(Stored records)
::::::::::
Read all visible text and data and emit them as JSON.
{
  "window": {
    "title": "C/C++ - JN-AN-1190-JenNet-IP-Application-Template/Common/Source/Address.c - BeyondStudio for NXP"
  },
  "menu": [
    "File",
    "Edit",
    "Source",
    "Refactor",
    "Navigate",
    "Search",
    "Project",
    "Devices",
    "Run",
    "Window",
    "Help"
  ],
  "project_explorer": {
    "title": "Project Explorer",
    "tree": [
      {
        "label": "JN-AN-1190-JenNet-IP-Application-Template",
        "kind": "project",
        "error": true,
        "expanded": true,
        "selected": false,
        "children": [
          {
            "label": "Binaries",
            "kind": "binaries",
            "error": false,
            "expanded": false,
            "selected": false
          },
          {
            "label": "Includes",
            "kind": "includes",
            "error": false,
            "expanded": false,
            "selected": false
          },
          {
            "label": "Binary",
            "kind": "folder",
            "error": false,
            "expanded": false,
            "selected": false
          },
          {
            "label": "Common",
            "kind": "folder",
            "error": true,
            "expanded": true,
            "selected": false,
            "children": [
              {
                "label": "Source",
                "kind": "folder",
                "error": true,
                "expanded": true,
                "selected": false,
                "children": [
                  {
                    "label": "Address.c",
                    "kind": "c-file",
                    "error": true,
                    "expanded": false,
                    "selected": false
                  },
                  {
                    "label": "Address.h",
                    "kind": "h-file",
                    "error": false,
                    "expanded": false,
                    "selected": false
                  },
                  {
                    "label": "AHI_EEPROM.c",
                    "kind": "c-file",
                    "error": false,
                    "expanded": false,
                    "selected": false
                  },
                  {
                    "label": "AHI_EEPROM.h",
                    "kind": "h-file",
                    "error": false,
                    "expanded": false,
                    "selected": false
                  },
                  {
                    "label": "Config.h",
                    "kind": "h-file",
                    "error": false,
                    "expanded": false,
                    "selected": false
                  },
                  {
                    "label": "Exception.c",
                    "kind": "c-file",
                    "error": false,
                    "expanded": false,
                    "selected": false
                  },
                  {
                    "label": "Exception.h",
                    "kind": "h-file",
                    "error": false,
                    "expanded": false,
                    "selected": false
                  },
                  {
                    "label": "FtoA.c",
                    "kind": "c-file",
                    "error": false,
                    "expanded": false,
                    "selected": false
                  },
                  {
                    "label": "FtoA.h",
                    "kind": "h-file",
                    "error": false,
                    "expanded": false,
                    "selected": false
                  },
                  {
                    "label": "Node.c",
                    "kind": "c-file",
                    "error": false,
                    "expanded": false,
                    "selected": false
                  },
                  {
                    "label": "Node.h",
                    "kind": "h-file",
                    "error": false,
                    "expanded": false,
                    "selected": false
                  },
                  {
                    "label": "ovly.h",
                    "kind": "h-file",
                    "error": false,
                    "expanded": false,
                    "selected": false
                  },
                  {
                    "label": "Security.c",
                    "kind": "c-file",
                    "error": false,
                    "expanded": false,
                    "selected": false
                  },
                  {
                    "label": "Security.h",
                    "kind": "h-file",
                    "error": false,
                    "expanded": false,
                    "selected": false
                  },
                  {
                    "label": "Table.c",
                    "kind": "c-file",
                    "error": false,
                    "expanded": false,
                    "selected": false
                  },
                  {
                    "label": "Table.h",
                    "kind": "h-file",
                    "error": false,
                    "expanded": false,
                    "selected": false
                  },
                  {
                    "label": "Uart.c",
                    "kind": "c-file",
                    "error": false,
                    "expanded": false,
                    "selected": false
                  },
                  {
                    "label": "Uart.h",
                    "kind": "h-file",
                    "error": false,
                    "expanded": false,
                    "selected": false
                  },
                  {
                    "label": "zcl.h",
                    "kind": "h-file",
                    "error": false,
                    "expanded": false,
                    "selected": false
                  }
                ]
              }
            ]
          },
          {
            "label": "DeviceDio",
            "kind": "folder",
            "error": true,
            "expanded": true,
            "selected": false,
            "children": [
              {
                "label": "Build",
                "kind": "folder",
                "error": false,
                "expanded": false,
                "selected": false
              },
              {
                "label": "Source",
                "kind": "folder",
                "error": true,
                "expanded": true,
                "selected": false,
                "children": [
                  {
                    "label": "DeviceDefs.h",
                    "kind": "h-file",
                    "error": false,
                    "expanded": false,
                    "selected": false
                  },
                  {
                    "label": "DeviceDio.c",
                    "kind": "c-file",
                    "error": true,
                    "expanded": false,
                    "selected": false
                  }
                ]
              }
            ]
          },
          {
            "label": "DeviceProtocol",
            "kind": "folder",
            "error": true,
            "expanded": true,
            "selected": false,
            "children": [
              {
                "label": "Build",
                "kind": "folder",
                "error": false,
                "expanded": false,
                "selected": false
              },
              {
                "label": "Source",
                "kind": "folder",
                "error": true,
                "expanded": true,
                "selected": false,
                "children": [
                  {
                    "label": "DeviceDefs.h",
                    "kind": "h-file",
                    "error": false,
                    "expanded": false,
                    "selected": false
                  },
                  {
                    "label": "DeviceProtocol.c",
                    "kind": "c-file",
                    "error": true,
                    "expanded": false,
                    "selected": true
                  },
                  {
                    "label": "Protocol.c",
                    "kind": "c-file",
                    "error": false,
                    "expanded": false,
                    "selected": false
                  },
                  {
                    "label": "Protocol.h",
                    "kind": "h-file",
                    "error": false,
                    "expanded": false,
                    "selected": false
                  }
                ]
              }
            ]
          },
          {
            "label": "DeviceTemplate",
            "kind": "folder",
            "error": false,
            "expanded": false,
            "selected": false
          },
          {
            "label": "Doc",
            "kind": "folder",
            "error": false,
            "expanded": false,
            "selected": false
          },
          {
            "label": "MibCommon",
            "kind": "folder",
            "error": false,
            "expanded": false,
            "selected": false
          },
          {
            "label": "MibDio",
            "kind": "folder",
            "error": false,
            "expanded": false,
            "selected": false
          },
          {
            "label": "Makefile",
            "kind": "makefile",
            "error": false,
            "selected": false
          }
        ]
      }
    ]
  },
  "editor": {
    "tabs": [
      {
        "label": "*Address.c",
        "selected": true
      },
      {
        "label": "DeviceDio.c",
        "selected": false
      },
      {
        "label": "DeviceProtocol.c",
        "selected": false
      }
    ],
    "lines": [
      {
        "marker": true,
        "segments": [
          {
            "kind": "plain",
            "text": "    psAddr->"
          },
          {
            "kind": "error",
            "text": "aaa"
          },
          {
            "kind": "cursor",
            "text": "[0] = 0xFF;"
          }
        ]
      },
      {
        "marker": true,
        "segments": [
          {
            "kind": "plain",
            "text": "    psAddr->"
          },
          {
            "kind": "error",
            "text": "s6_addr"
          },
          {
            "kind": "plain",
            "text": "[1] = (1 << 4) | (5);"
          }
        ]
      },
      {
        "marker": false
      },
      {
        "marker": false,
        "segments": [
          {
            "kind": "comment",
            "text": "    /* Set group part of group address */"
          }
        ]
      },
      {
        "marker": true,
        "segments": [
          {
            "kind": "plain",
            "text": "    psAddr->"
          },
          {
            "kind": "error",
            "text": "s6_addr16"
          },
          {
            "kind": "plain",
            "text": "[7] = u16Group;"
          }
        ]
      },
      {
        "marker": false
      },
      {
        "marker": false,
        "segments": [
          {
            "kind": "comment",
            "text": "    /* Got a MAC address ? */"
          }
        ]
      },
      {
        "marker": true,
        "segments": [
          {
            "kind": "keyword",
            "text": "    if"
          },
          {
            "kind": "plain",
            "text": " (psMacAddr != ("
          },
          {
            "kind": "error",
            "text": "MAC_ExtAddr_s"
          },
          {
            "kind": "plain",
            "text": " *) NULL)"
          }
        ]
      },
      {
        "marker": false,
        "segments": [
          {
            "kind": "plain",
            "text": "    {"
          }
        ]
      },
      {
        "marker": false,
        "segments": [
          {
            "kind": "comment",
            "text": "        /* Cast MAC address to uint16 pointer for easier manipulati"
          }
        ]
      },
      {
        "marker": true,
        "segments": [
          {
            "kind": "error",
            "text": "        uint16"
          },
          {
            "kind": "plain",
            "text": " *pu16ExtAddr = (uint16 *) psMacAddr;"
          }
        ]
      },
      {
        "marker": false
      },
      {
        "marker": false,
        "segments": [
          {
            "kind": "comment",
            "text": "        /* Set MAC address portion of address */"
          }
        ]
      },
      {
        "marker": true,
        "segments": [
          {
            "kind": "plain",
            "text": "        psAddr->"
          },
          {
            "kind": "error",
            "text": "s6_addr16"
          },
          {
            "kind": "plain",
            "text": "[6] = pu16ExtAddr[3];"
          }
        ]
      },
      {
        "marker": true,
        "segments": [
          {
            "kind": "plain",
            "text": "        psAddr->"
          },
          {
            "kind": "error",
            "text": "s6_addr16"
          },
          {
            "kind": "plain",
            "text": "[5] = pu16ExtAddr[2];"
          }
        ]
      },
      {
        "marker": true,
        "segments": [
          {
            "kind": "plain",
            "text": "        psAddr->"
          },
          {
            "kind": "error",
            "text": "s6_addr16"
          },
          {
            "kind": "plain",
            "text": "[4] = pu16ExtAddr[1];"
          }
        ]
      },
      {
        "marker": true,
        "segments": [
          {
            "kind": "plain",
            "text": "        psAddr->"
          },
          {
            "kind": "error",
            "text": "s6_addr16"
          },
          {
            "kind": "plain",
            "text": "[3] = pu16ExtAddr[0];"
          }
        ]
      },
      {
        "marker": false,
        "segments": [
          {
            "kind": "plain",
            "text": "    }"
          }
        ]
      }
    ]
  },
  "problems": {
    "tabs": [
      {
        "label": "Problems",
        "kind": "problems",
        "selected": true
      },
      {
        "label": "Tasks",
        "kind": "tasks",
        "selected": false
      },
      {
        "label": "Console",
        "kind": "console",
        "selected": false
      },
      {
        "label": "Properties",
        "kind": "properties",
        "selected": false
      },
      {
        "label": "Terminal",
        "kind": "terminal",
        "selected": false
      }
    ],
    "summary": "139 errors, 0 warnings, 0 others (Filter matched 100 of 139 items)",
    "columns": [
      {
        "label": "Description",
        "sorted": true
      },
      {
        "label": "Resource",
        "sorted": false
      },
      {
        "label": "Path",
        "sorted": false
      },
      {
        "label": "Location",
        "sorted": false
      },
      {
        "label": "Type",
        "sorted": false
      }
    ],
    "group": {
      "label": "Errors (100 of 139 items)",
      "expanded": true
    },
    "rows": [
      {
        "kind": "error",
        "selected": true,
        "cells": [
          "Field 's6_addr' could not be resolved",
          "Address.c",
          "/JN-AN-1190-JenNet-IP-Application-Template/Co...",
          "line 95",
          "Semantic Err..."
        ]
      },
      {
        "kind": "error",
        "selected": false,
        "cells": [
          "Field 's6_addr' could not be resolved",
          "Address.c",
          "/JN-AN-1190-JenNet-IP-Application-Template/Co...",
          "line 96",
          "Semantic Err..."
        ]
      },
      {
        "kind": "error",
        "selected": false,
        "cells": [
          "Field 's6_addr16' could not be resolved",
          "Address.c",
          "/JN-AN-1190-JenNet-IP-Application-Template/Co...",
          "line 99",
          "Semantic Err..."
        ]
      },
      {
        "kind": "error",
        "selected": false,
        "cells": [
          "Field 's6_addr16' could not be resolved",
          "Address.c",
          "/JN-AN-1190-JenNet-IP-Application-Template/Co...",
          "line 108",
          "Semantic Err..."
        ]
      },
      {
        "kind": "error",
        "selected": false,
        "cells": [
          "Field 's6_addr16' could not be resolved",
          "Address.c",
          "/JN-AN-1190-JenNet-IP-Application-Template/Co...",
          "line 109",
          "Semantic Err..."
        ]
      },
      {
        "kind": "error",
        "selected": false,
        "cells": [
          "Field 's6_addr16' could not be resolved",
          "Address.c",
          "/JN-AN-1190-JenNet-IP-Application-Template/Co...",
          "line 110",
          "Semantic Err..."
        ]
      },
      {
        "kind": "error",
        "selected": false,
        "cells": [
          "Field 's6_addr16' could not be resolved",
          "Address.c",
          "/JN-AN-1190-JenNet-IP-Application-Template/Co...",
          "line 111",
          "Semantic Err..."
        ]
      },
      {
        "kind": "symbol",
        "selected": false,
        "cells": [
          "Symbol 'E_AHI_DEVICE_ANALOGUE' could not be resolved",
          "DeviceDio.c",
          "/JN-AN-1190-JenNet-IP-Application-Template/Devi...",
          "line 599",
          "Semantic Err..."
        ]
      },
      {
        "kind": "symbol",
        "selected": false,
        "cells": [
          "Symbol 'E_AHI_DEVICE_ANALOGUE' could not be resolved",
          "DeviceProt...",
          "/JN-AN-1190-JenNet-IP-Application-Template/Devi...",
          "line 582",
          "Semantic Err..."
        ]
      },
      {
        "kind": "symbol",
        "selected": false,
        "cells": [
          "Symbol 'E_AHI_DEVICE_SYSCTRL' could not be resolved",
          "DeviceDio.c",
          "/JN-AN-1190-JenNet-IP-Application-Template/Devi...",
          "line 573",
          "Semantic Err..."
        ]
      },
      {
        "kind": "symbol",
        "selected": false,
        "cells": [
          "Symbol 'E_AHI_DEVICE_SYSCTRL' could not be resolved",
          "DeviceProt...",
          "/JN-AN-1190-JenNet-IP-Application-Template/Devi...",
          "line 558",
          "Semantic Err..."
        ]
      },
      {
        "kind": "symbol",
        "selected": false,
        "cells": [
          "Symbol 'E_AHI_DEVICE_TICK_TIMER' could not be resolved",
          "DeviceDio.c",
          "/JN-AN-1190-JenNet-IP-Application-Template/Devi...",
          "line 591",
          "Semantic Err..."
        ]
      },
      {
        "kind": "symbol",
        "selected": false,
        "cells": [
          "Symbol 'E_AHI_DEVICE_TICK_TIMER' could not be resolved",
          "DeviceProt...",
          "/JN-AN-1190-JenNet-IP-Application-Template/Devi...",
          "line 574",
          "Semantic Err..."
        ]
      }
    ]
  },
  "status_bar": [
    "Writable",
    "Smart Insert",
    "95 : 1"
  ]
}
::::::::::
- [Exercise task]: Check each line above for the string "psMacAddr" and show the ones that have it.

- [Result]:
            "text": " (psMacAddr != ("
            "text": " *pu16ExtAddr = (uint16 *) psMacAddr;"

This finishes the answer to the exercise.